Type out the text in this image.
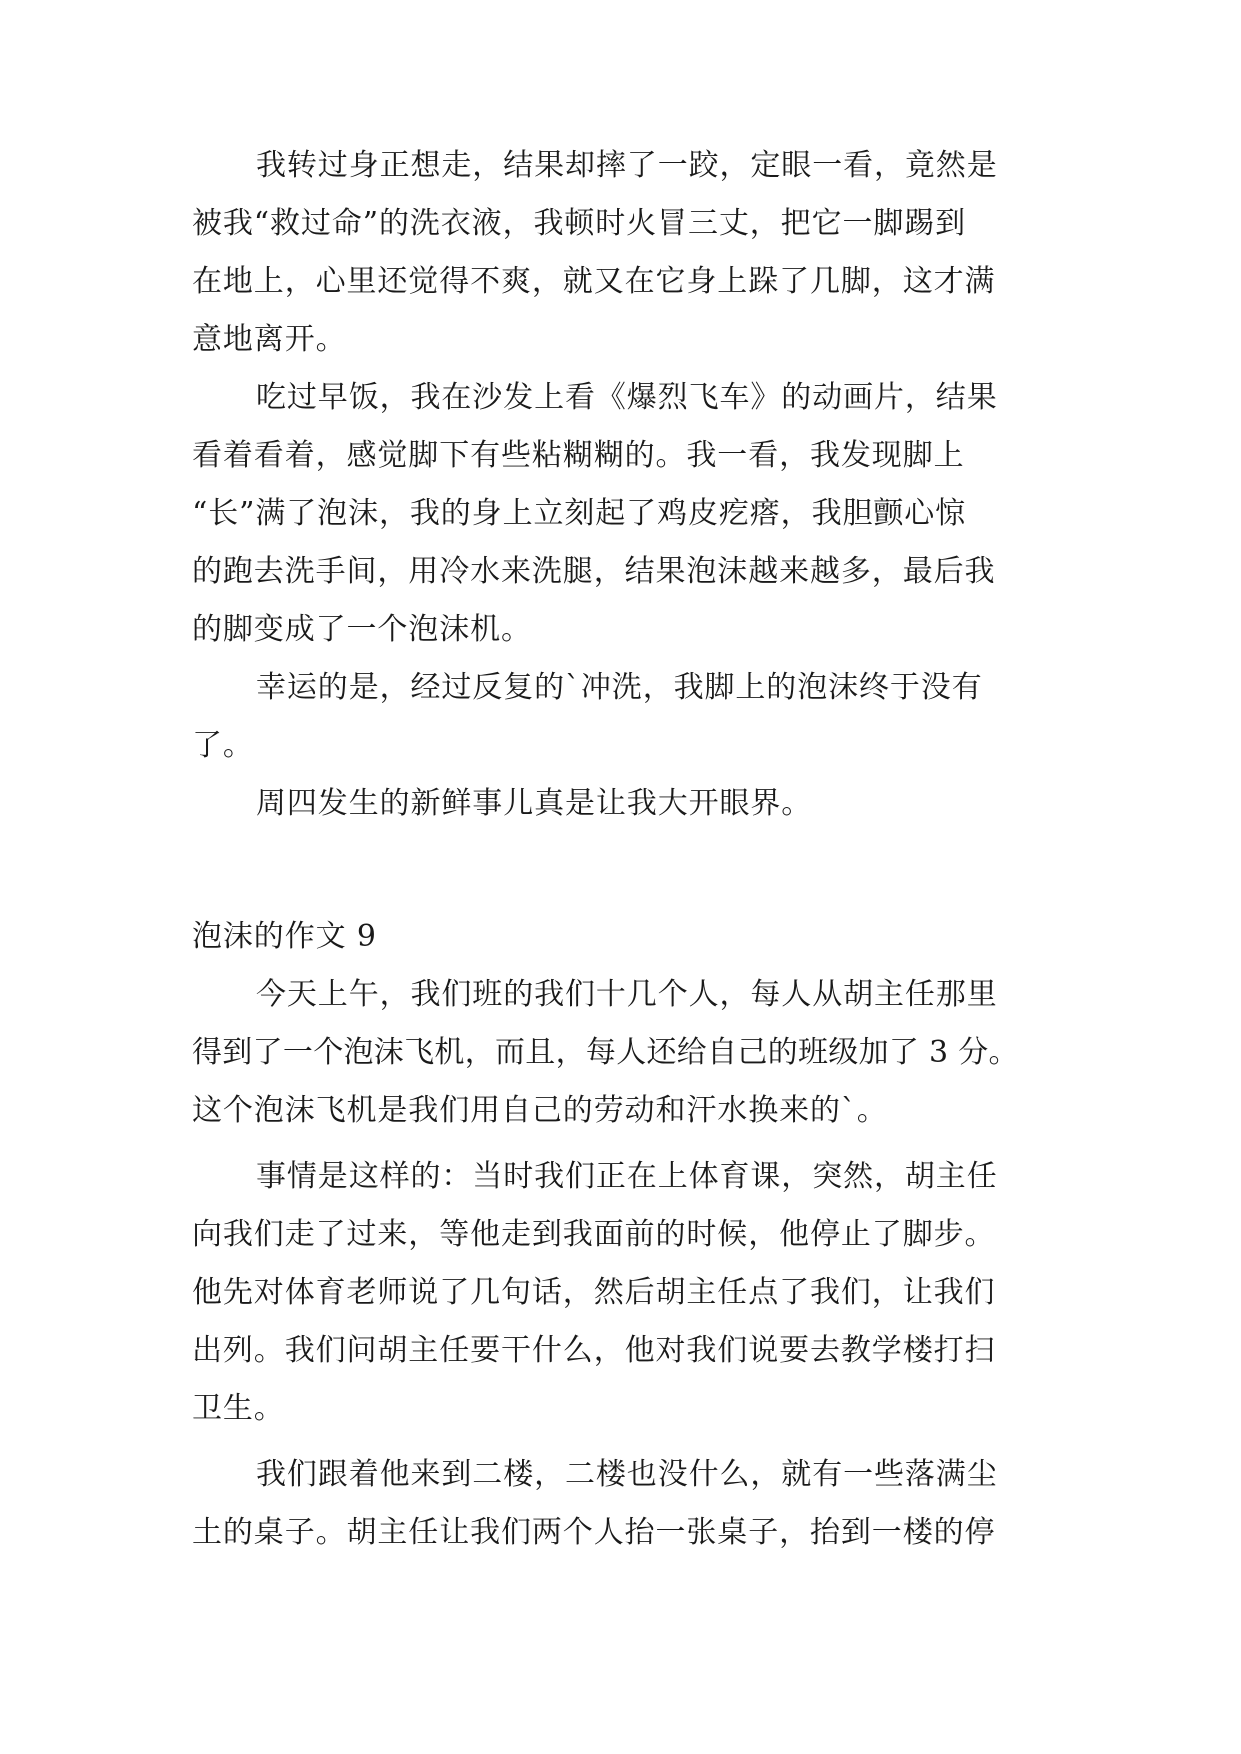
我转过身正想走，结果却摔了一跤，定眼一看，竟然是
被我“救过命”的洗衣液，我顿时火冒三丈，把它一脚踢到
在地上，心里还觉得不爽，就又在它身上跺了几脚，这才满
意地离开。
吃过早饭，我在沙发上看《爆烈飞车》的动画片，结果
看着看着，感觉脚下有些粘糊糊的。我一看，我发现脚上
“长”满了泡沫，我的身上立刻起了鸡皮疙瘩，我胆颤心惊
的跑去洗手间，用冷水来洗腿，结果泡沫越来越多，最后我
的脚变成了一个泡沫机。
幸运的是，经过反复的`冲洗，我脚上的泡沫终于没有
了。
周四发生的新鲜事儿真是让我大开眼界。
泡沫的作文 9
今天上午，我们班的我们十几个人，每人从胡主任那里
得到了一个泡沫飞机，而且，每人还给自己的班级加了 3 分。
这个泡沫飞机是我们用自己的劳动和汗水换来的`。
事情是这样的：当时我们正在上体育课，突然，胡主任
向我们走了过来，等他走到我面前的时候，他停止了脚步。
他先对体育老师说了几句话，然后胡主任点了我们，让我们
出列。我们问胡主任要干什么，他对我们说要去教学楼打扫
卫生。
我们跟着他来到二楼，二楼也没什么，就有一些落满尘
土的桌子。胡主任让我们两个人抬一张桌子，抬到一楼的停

+ + + + +

> WHAT IS ASKED
Repeat the records above exactly, leaving out any pictures they contain.

> OUTPUT FOR THIS TASK
Type out the text in this image.
我转过身正想走，结果却摔了一跤，定眼一看，竟然是
被我“救过命”的洗衣液，我顿时火冒三丈，把它一脚踢到
在地上，心里还觉得不爽，就又在它身上跺了几脚，这才满
意地离开。
吃过早饭，我在沙发上看《爆烈飞车》的动画片，结果
看着看着，感觉脚下有些粘糊糊的。我一看，我发现脚上
“长”满了泡沫，我的身上立刻起了鸡皮疙瘩，我胆颤心惊
的跑去洗手间，用冷水来洗腿，结果泡沫越来越多，最后我
的脚变成了一个泡沫机。
幸运的是，经过反复的`冲洗，我脚上的泡沫终于没有
了。
周四发生的新鲜事儿真是让我大开眼界。
泡沫的作文 9
今天上午，我们班的我们十几个人，每人从胡主任那里
得到了一个泡沫飞机，而且，每人还给自己的班级加了 3 分。
这个泡沫飞机是我们用自己的劳动和汗水换来的`。
事情是这样的：当时我们正在上体育课，突然，胡主任
向我们走了过来，等他走到我面前的时候，他停止了脚步。
他先对体育老师说了几句话，然后胡主任点了我们，让我们
出列。我们问胡主任要干什么，他对我们说要去教学楼打扫
卫生。
我们跟着他来到二楼，二楼也没什么，就有一些落满尘
土的桌子。胡主任让我们两个人抬一张桌子，抬到一楼的停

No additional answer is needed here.